◆ **EXERCISE OBJECTIVE**
Your task is to locate every line holding the string "расчетное" and to copy each of them.

◆ **RECORDS TO PROCESS**
════════════════════

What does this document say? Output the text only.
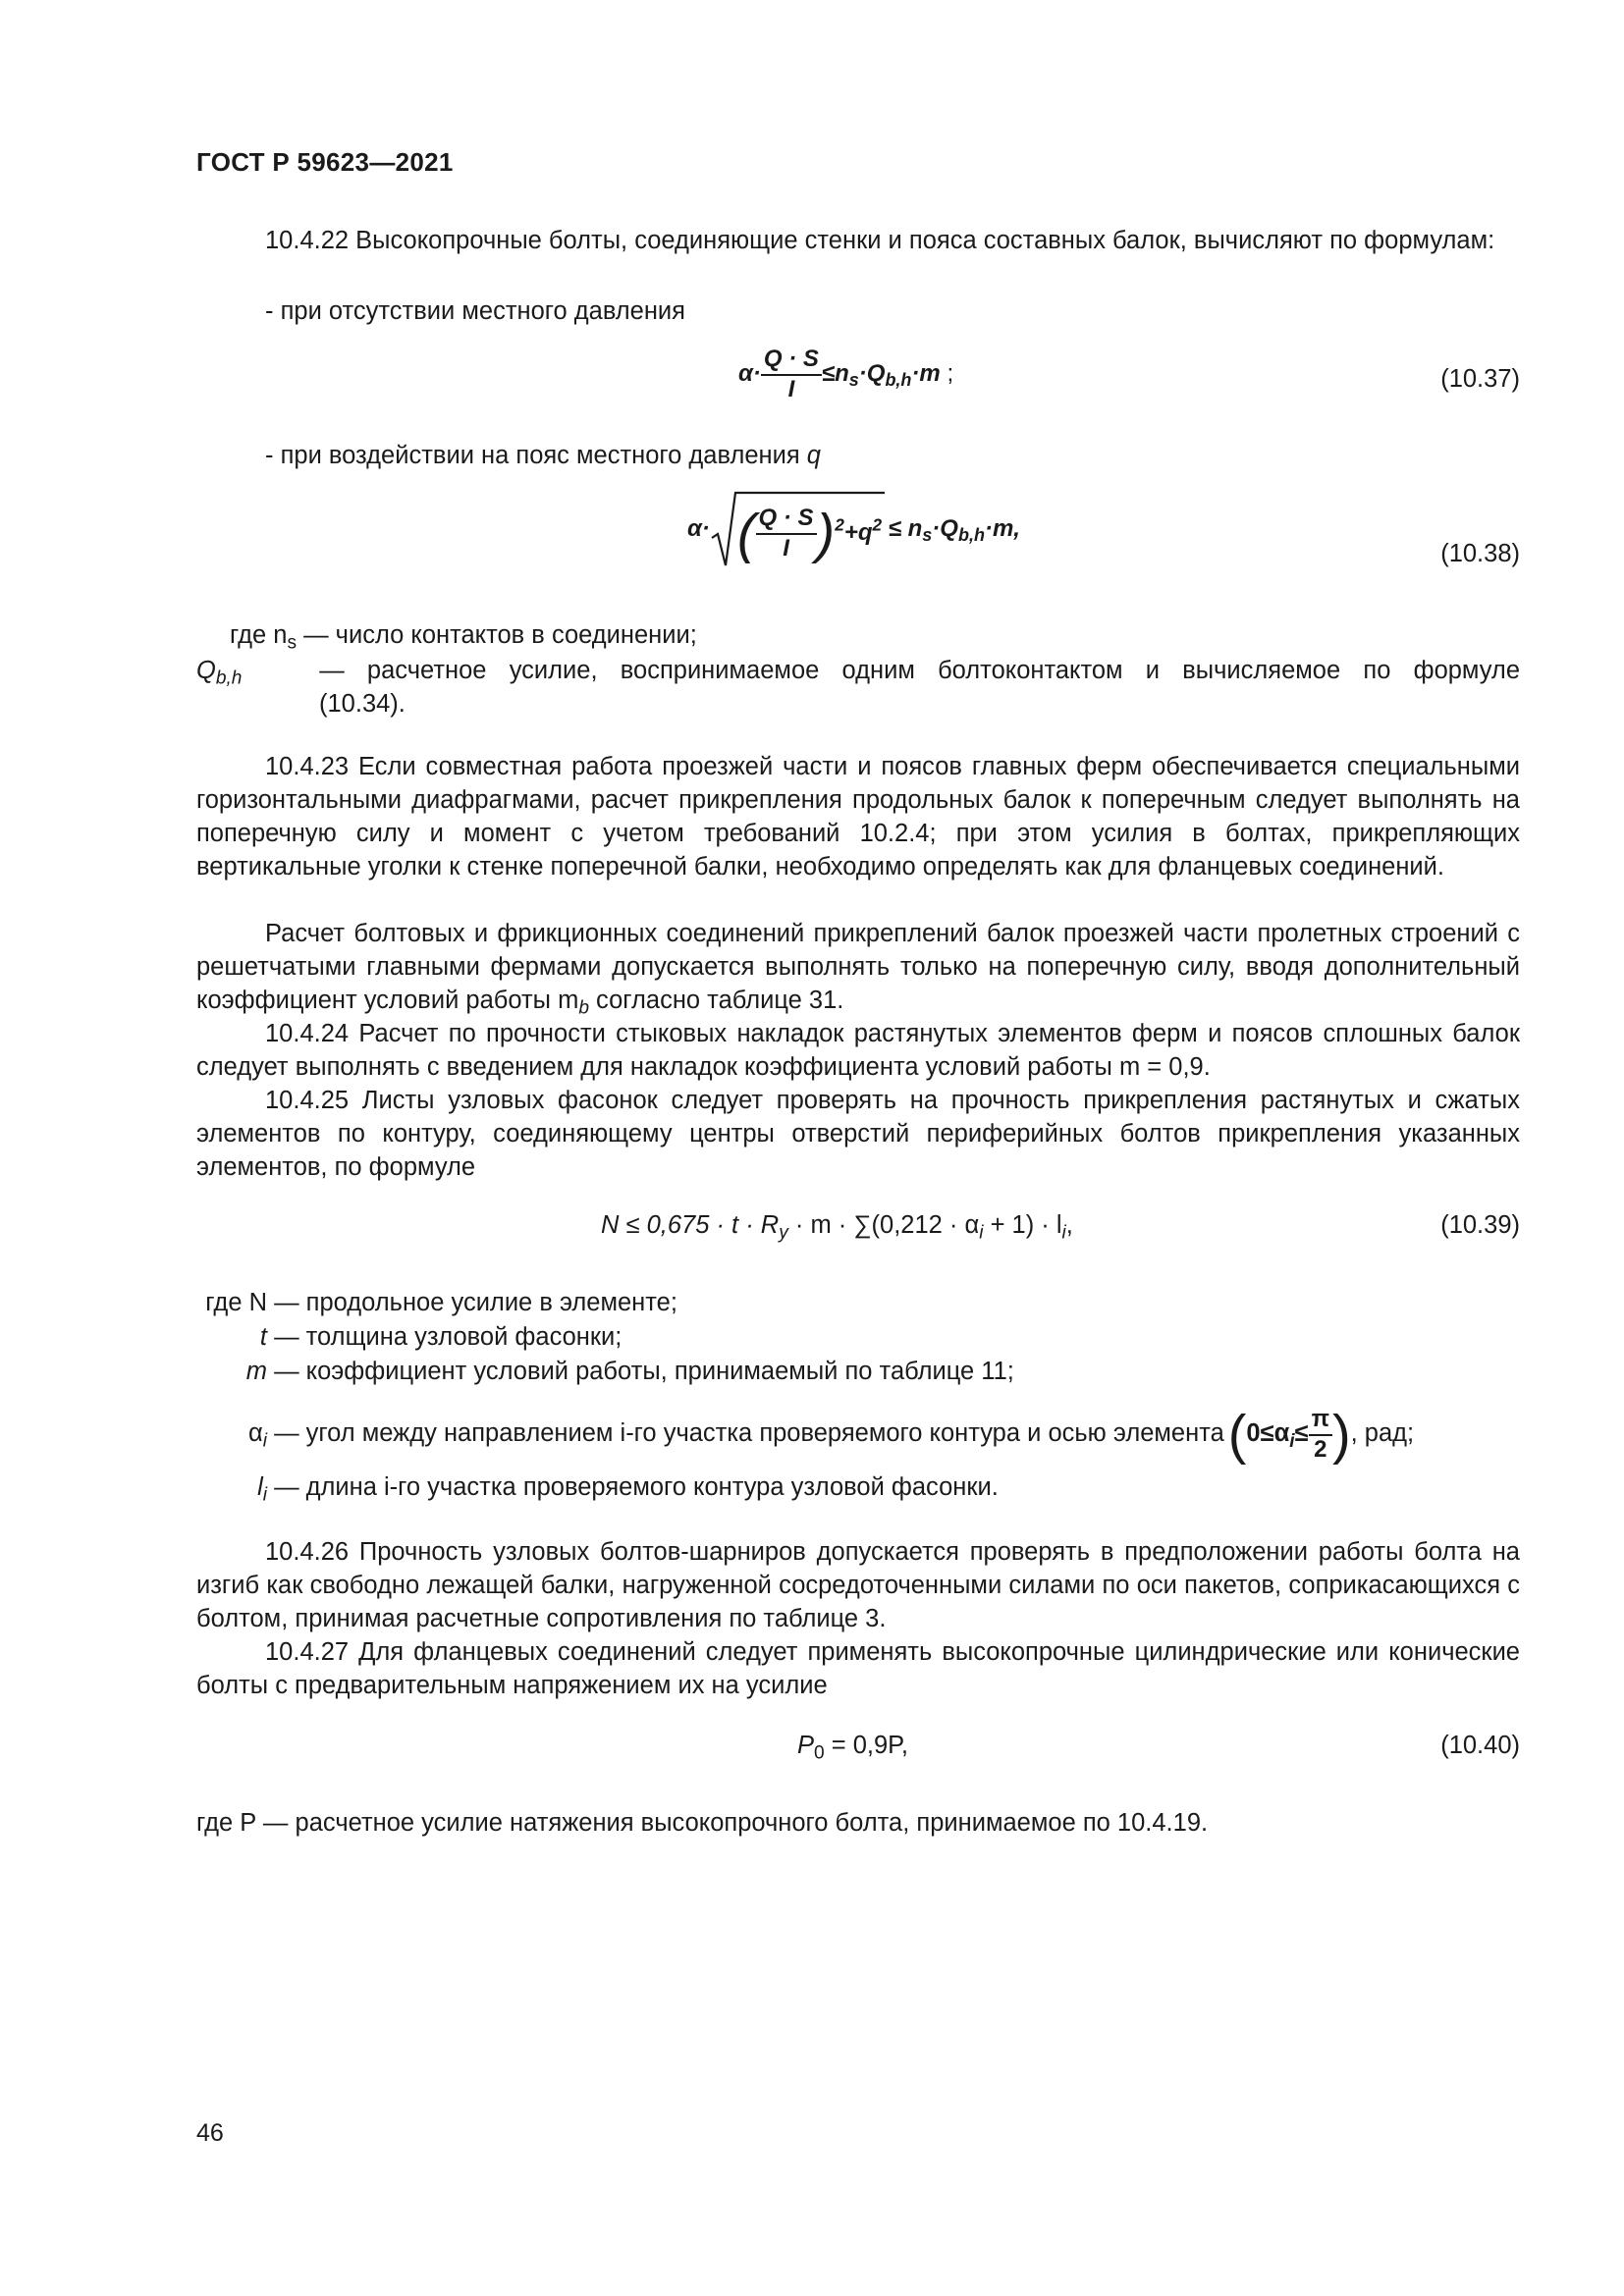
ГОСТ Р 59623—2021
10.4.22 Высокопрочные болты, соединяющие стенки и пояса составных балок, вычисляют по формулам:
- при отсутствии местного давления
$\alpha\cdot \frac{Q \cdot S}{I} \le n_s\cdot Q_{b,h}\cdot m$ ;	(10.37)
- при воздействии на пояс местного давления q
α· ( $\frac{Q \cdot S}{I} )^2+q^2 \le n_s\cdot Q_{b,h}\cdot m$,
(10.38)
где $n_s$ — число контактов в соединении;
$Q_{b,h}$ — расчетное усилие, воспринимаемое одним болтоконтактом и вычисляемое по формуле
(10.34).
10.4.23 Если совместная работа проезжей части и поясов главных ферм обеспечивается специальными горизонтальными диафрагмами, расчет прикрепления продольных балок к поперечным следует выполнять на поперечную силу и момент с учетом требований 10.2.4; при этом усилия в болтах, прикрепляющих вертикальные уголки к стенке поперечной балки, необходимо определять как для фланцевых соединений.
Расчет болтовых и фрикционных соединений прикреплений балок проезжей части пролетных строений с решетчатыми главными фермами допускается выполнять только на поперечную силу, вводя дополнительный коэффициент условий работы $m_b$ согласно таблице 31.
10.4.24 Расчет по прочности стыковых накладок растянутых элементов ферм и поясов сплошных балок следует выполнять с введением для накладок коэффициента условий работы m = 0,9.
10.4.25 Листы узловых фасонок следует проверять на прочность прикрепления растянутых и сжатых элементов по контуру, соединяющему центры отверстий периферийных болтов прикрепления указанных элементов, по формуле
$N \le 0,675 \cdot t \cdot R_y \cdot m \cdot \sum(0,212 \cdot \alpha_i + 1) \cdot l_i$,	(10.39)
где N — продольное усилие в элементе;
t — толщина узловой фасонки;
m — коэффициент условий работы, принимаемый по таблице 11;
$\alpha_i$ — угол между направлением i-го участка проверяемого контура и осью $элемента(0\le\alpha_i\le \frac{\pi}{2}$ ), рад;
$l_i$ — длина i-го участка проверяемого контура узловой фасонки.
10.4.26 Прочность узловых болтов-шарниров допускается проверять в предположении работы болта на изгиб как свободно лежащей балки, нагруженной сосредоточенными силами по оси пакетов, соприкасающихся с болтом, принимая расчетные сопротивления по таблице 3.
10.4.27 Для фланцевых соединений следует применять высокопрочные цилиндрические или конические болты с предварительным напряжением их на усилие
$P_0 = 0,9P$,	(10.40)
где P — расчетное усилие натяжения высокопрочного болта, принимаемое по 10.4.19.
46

════════════════════

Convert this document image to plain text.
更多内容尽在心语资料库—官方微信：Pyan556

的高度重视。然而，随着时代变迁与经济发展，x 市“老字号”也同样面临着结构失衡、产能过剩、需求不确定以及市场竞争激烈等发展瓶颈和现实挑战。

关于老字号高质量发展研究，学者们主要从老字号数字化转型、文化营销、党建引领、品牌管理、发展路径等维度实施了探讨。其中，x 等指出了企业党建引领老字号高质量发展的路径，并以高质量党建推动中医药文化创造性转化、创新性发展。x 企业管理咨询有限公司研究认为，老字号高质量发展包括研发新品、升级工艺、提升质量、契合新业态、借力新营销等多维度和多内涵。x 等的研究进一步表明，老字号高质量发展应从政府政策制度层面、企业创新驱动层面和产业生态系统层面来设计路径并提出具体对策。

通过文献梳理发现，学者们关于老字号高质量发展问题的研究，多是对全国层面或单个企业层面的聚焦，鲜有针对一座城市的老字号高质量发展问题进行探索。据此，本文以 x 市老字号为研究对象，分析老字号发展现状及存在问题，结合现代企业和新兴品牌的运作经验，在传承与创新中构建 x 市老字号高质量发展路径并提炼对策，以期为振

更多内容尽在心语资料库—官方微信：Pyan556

════════════════════

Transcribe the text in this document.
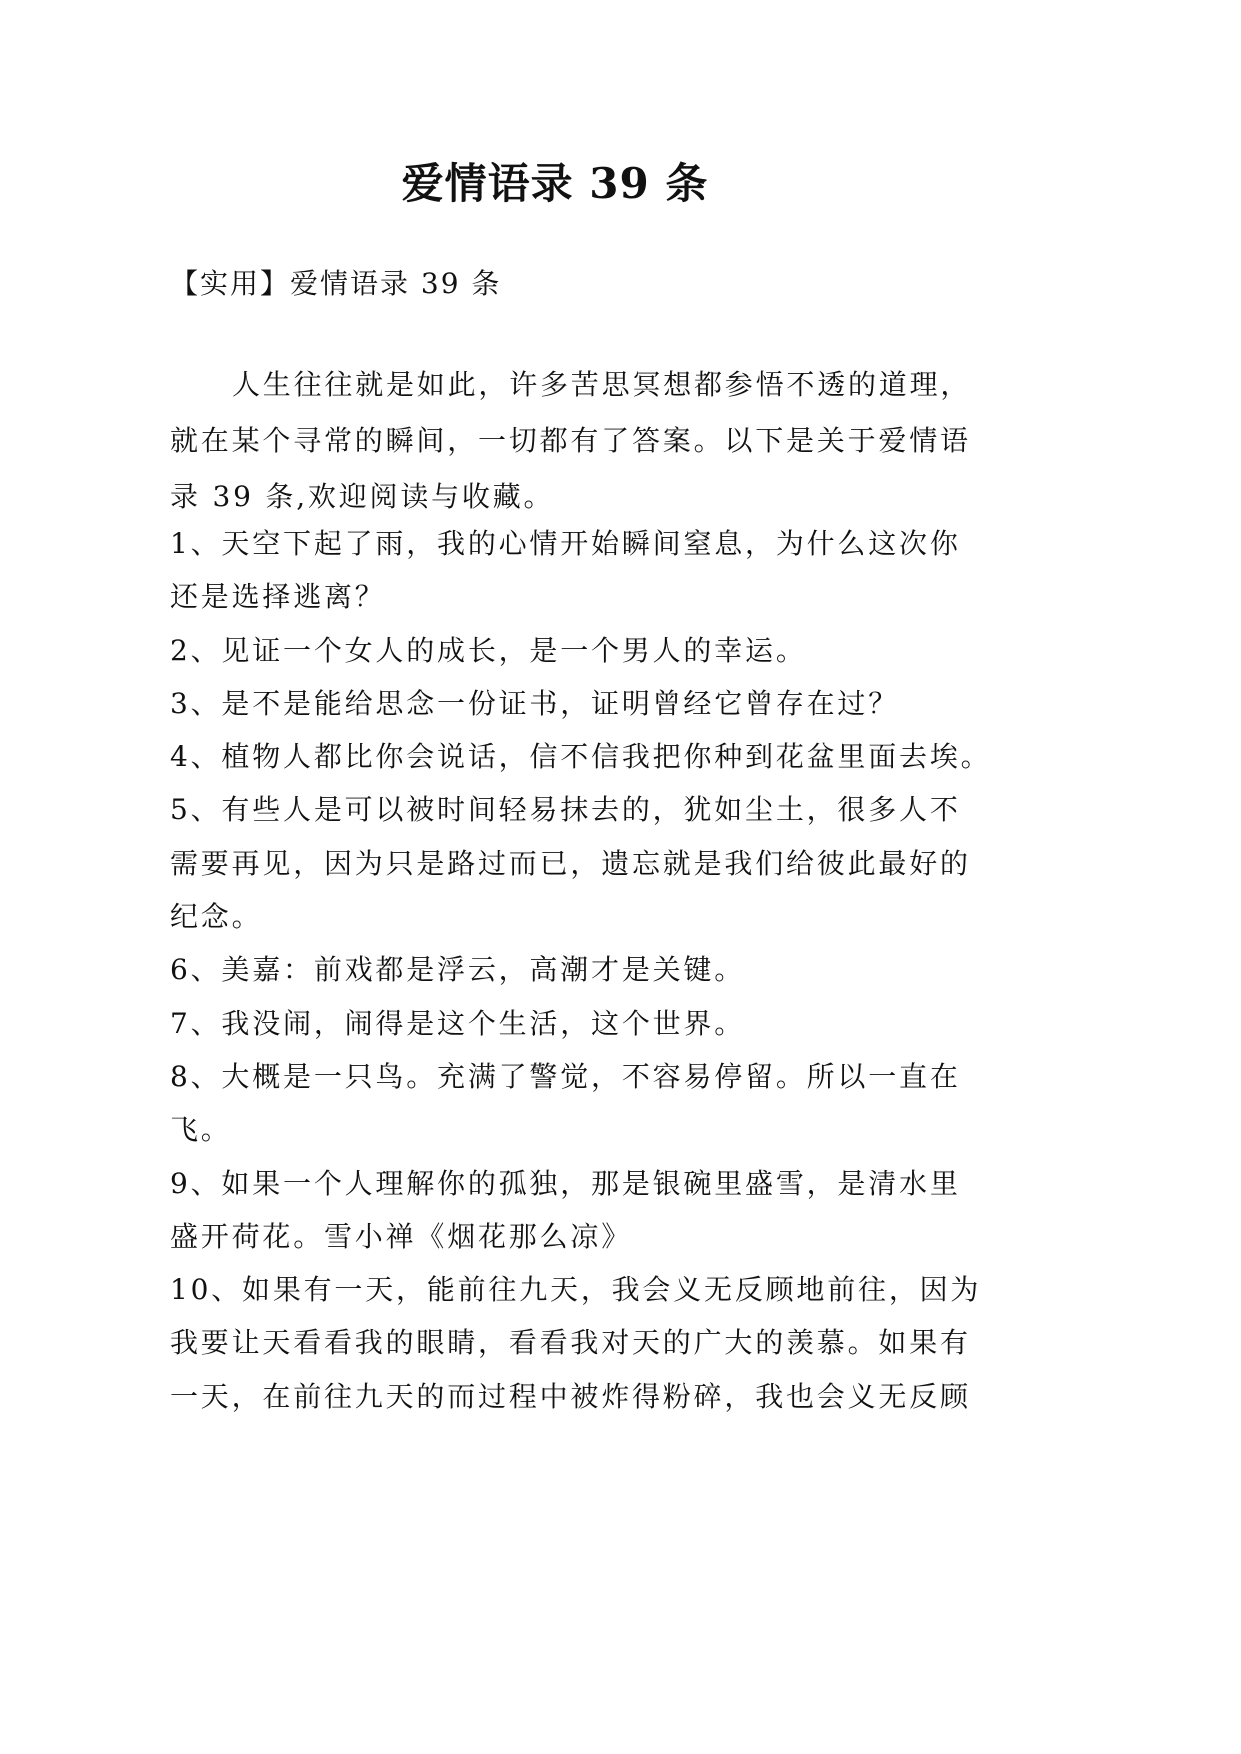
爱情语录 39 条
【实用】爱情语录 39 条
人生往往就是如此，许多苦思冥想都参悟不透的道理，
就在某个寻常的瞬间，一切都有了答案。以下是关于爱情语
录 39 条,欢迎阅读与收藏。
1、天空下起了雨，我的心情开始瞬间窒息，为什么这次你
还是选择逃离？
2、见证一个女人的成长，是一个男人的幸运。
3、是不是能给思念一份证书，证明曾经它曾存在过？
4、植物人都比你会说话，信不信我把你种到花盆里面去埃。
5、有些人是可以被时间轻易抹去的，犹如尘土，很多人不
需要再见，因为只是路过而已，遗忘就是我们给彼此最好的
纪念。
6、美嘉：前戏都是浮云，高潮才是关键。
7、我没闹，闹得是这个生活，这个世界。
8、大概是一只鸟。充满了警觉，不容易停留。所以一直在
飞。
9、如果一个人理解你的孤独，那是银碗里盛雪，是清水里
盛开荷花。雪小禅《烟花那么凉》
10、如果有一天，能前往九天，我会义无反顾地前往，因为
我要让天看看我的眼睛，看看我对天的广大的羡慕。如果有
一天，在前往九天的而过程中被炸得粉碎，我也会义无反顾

════════════════════

◆ **RESPONSE BELOW**
$Q_{b,h}$ — расчетное усилие, воспринимаемое одним болтоконтактом и вычисляемое по формуле
где P — расчетное усилие натяжения высокопрочного болта, принимаемое по 10.4.19.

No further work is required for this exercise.